** ASSIGNED TASK **
Print every entry again exactly, with no pictures.

-=-=-=-=-

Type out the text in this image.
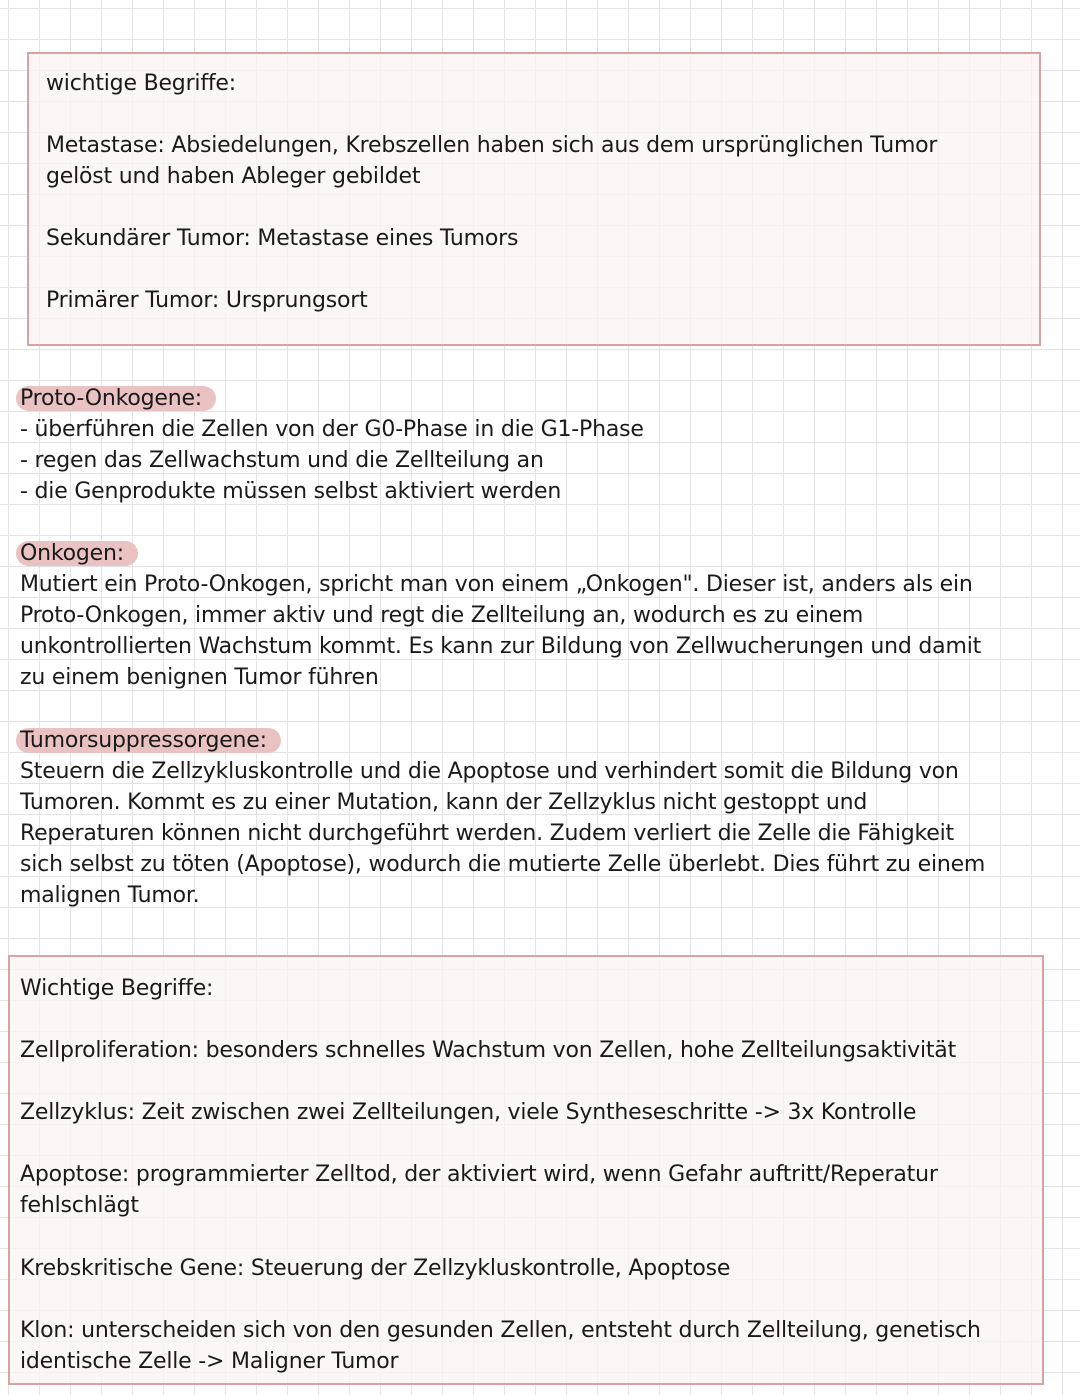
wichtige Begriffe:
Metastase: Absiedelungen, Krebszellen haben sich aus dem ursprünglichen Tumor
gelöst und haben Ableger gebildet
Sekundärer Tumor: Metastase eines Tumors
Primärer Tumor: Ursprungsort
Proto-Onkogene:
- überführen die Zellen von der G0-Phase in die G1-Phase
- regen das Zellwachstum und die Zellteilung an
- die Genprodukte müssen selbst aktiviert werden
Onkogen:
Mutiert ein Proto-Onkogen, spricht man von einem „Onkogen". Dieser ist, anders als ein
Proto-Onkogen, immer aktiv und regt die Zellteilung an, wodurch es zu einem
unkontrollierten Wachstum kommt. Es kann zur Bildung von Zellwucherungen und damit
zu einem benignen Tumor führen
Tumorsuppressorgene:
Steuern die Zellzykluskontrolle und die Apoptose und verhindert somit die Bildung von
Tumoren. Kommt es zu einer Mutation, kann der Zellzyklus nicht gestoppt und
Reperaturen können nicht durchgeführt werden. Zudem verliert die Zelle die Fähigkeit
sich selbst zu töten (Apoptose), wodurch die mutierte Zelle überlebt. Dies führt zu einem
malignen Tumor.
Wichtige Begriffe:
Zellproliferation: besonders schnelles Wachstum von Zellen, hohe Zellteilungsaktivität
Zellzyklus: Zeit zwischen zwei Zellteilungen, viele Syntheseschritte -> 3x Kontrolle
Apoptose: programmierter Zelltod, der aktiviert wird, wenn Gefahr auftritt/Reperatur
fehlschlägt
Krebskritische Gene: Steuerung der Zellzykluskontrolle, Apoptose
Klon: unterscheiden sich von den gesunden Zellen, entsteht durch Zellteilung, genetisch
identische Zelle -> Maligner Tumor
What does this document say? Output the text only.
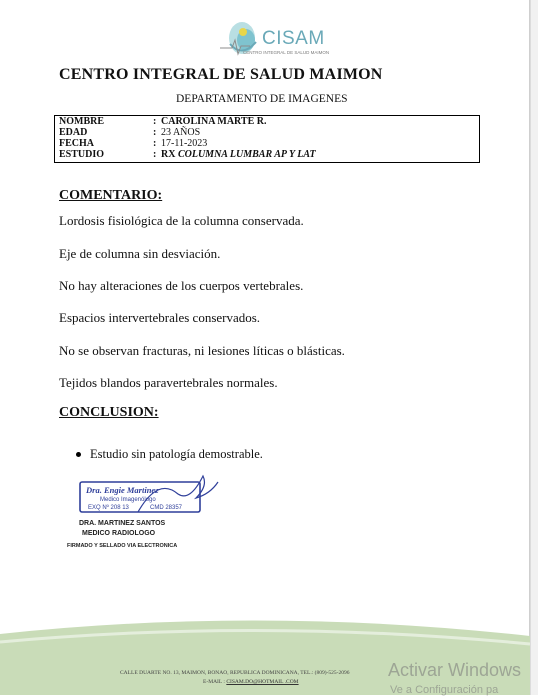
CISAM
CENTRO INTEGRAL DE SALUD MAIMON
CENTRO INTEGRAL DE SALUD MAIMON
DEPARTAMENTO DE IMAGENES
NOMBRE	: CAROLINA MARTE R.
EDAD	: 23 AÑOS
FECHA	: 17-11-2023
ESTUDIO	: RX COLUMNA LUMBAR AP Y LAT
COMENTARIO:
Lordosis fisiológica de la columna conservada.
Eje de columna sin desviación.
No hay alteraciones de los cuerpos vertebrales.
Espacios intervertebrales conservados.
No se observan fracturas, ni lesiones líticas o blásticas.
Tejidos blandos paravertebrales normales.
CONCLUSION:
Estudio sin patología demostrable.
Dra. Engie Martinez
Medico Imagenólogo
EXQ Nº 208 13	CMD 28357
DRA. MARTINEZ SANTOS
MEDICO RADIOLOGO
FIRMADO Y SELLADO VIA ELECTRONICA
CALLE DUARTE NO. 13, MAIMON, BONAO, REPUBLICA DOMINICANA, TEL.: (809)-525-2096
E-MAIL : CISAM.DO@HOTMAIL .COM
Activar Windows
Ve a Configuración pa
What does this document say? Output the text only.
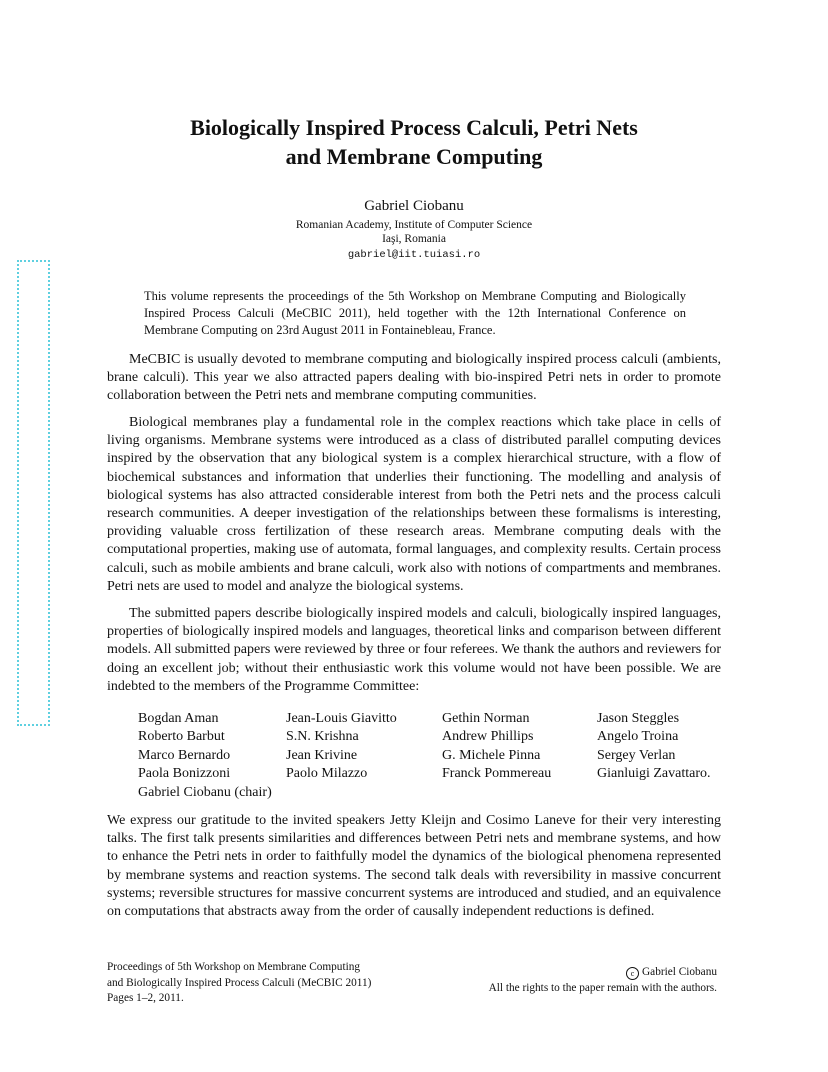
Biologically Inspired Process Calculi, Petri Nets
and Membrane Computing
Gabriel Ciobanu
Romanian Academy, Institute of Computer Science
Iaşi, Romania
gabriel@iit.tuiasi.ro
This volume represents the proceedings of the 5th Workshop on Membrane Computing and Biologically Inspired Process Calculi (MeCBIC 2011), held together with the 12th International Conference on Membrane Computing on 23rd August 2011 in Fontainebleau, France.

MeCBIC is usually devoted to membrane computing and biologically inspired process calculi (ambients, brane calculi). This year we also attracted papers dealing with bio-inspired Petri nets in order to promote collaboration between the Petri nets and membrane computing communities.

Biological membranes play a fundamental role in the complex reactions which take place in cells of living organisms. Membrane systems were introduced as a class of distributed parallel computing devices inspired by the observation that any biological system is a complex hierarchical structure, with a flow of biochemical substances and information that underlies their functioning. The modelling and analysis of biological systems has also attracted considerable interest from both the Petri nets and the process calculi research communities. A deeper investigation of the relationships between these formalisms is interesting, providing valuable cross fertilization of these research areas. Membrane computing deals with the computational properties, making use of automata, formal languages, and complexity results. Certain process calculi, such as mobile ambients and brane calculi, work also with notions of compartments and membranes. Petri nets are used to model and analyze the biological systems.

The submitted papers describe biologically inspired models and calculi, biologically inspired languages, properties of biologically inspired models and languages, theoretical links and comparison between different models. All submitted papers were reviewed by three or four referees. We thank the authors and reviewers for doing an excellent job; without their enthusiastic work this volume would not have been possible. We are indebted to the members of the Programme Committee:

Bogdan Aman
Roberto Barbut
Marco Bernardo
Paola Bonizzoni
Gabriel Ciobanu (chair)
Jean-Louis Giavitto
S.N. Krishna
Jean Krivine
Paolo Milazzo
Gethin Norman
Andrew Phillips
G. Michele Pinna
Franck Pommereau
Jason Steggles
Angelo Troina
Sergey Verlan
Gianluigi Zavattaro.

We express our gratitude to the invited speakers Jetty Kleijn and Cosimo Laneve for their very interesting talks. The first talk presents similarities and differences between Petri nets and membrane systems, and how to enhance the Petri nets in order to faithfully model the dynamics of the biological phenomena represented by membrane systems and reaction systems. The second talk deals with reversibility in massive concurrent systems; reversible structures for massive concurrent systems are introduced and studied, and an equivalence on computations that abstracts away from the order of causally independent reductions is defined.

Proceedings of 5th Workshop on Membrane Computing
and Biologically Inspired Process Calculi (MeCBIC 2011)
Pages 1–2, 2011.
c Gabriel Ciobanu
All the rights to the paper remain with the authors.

-=-=-=-=-

** ANSWER TO THE EXERCISE **
Type out the text in this image.
wichtige Begriffe:
Metastase: Absiedelungen, Krebszellen haben sich aus dem ursprünglichen Tumor
gelöst und haben Ableger gebildet
Sekundärer Tumor: Metastase eines Tumors
Primärer Tumor: Ursprungsort
Proto-Onkogene:
- überführen die Zellen von der G0-Phase in die G1-Phase
- regen das Zellwachstum und die Zellteilung an
- die Genprodukte müssen selbst aktiviert werden
Onkogen:
Mutiert ein Proto-Onkogen, spricht man von einem „Onkogen". Dieser ist, anders als ein
Proto-Onkogen, immer aktiv und regt die Zellteilung an, wodurch es zu einem
unkontrollierten Wachstum kommt. Es kann zur Bildung von Zellwucherungen und damit
zu einem benignen Tumor führen
Tumorsuppressorgene:
Steuern die Zellzykluskontrolle und die Apoptose und verhindert somit die Bildung von
Tumoren. Kommt es zu einer Mutation, kann der Zellzyklus nicht gestoppt und
Reperaturen können nicht durchgeführt werden. Zudem verliert die Zelle die Fähigkeit
sich selbst zu töten (Apoptose), wodurch die mutierte Zelle überlebt. Dies führt zu einem
malignen Tumor.
Wichtige Begriffe:
Zellproliferation: besonders schnelles Wachstum von Zellen, hohe Zellteilungsaktivität
Zellzyklus: Zeit zwischen zwei Zellteilungen, viele Syntheseschritte -> 3x Kontrolle
Apoptose: programmierter Zelltod, der aktiviert wird, wenn Gefahr auftritt/Reperatur
fehlschlägt
Krebskritische Gene: Steuerung der Zellzykluskontrolle, Apoptose
Klon: unterscheiden sich von den gesunden Zellen, entsteht durch Zellteilung, genetisch
identische Zelle -> Maligner Tumor
What does this document say? Output the text only.
CISAM
CENTRO INTEGRAL DE SALUD MAIMON
CENTRO INTEGRAL DE SALUD MAIMON
DEPARTAMENTO DE IMAGENES
NOMBRE	: CAROLINA MARTE R.
EDAD	: 23 AÑOS
FECHA	: 17-11-2023
ESTUDIO	: RX COLUMNA LUMBAR AP Y LAT
COMENTARIO:
Lordosis fisiológica de la columna conservada.
Eje de columna sin desviación.
No hay alteraciones de los cuerpos vertebrales.
Espacios intervertebrales conservados.
No se observan fracturas, ni lesiones líticas o blásticas.
Tejidos blandos paravertebrales normales.
CONCLUSION:
Estudio sin patología demostrable.
Dra. Engie Martinez
Medico Imagenólogo
EXQ Nº 208 13	CMD 28357
DRA. MARTINEZ SANTOS
MEDICO RADIOLOGO
FIRMADO Y SELLADO VIA ELECTRONICA
CALLE DUARTE NO. 13, MAIMON, BONAO, REPUBLICA DOMINICANA, TEL.: (809)-525-2096
E-MAIL : CISAM.DO@HOTMAIL .COM
Activar Windows
Ve a Configuración pa
What does this document say? Output the text only.
Biologically Inspired Process Calculi, Petri Nets
and Membrane Computing
Gabriel Ciobanu
Romanian Academy, Institute of Computer Science
Iaşi, Romania
gabriel@iit.tuiasi.ro
This volume represents the proceedings of the 5th Workshop on Membrane Computing and Biologically Inspired Process Calculi (MeCBIC 2011), held together with the 12th International Conference on Membrane Computing on 23rd August 2011 in Fontainebleau, France.

MeCBIC is usually devoted to membrane computing and biologically inspired process calculi (ambients, brane calculi). This year we also attracted papers dealing with bio-inspired Petri nets in order to promote collaboration between the Petri nets and membrane computing communities.

Biological membranes play a fundamental role in the complex reactions which take place in cells of living organisms. Membrane systems were introduced as a class of distributed parallel computing devices inspired by the observation that any biological system is a complex hierarchical structure, with a flow of biochemical substances and information that underlies their functioning. The modelling and analysis of biological systems has also attracted considerable interest from both the Petri nets and the process calculi research communities. A deeper investigation of the relationships between these formalisms is interesting, providing valuable cross fertilization of these research areas. Membrane computing deals with the computational properties, making use of automata, formal languages, and complexity results. Certain process calculi, such as mobile ambients and brane calculi, work also with notions of compartments and membranes. Petri nets are used to model and analyze the biological systems.

The submitted papers describe biologically inspired models and calculi, biologically inspired languages, properties of biologically inspired models and languages, theoretical links and comparison between different models. All submitted papers were reviewed by three or four referees. We thank the authors and reviewers for doing an excellent job; without their enthusiastic work this volume would not have been possible. We are indebted to the members of the Programme Committee:

Bogdan Aman
Roberto Barbut
Marco Bernardo
Paola Bonizzoni
Gabriel Ciobanu (chair)
Jean-Louis Giavitto
S.N. Krishna
Jean Krivine
Paolo Milazzo
Gethin Norman
Andrew Phillips
G. Michele Pinna
Franck Pommereau
Jason Steggles
Angelo Troina
Sergey Verlan
Gianluigi Zavattaro.

We express our gratitude to the invited speakers Jetty Kleijn and Cosimo Laneve for their very interesting talks. The first talk presents similarities and differences between Petri nets and membrane systems, and how to enhance the Petri nets in order to faithfully model the dynamics of the biological phenomena represented by membrane systems and reaction systems. The second talk deals with reversibility in massive concurrent systems; reversible structures for massive concurrent systems are introduced and studied, and an equivalence on computations that abstracts away from the order of causally independent reductions is defined.

Proceedings of 5th Workshop on Membrane Computing
and Biologically Inspired Process Calculi (MeCBIC 2011)
Pages 1–2, 2011.
c Gabriel Ciobanu
All the rights to the paper remain with the authors.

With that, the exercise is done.